**Set task**
Check each line for the string "document", then give only how many lines have it.

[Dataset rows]
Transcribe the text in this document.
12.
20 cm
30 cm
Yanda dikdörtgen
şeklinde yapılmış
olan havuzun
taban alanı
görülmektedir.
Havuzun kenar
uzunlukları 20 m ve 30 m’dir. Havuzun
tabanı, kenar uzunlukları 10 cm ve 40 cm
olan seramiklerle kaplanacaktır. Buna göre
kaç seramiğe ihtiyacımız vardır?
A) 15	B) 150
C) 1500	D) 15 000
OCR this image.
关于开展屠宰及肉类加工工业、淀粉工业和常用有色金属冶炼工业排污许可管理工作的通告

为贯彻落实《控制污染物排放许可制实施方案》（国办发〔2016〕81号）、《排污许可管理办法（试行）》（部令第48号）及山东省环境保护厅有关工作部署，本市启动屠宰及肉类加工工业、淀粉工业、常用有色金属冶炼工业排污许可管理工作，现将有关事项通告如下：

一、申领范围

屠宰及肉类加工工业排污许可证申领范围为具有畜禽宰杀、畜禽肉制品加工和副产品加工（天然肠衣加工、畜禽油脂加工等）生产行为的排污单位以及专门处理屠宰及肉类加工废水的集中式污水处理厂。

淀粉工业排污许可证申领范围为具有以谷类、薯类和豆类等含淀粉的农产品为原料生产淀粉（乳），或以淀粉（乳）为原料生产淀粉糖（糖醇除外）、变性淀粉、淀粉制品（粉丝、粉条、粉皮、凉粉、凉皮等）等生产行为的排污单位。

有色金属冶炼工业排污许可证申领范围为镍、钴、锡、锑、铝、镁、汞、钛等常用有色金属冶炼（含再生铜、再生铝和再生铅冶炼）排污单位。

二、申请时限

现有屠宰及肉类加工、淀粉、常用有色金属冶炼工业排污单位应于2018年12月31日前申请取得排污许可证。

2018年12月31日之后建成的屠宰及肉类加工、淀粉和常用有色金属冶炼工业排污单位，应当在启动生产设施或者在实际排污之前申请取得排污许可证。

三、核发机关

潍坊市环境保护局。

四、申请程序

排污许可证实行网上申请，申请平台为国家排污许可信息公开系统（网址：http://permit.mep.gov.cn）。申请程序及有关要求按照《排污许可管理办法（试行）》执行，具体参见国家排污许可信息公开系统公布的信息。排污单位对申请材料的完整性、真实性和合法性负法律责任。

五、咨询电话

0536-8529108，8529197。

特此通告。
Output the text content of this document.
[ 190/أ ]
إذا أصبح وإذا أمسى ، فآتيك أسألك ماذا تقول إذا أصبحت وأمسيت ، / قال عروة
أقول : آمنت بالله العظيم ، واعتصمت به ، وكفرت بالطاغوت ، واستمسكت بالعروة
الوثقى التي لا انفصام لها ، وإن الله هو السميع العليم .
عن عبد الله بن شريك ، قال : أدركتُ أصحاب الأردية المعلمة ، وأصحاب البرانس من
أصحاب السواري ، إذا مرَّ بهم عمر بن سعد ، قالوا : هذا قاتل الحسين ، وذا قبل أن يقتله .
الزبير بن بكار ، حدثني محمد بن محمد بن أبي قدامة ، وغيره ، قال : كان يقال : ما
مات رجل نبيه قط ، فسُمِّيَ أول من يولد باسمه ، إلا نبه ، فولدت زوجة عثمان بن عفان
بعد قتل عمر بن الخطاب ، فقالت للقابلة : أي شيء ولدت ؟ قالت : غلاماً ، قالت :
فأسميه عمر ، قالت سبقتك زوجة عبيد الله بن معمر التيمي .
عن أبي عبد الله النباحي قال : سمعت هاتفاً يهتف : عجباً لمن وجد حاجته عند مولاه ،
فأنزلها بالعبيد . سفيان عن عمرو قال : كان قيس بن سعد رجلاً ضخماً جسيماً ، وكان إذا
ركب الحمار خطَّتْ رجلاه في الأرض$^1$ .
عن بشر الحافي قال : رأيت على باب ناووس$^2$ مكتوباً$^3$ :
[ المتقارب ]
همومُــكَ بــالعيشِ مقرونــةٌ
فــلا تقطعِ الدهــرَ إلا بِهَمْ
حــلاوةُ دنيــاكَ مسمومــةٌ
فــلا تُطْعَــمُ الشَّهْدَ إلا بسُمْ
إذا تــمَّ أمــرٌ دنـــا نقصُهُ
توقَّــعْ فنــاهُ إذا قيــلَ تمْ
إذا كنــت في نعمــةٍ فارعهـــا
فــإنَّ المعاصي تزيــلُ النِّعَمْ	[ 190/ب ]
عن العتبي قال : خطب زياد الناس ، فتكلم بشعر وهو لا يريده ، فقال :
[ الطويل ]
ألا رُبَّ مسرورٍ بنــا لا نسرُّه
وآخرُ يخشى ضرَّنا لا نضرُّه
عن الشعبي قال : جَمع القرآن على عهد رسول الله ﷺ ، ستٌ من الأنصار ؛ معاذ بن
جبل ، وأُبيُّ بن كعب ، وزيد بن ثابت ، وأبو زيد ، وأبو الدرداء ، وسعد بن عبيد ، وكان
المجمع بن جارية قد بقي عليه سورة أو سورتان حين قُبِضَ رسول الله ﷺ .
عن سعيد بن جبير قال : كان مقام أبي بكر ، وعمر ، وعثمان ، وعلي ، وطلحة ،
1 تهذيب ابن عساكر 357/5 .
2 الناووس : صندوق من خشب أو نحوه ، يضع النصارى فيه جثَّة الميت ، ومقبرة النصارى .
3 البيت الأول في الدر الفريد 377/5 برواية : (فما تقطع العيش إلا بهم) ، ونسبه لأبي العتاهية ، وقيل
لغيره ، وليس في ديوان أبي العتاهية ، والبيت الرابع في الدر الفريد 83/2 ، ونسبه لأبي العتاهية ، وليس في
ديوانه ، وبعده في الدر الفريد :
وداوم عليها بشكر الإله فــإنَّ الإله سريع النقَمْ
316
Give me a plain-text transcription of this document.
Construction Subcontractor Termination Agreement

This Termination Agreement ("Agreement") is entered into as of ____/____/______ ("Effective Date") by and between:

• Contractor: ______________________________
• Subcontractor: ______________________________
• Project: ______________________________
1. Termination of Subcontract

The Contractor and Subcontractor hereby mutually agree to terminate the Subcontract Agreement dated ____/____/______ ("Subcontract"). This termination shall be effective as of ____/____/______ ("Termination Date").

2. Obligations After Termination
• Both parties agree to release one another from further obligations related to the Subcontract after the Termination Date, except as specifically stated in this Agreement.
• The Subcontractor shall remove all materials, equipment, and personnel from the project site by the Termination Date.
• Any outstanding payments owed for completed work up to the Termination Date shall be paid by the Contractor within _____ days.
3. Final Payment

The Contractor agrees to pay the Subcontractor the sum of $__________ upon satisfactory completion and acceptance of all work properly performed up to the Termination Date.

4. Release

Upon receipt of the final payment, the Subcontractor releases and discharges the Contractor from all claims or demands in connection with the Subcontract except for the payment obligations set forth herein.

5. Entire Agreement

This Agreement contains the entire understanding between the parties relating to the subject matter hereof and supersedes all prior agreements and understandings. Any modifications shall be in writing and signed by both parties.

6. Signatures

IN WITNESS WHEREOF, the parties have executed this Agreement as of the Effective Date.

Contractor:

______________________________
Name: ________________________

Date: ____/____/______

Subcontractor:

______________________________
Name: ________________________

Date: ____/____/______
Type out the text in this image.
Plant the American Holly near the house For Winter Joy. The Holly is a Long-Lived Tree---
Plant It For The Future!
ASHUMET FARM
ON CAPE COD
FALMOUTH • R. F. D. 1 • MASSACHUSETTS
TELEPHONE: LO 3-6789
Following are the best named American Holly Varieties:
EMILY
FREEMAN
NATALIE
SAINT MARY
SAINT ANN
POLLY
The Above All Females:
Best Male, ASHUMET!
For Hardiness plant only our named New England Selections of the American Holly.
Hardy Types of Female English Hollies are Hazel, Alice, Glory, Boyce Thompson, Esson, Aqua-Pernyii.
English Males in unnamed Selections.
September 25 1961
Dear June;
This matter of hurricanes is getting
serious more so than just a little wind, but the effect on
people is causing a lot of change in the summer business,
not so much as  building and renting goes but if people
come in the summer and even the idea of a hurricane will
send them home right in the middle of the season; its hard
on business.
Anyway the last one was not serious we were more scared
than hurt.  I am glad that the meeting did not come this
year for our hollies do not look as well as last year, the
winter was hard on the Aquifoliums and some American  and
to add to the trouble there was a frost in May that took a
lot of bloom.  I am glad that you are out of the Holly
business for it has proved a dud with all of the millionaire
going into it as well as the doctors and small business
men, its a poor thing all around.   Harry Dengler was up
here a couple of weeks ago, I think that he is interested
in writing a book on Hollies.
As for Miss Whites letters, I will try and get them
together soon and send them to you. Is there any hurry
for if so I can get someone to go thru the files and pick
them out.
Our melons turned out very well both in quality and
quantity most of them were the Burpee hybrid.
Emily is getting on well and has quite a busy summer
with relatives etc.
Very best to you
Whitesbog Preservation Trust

**Problem solution**
3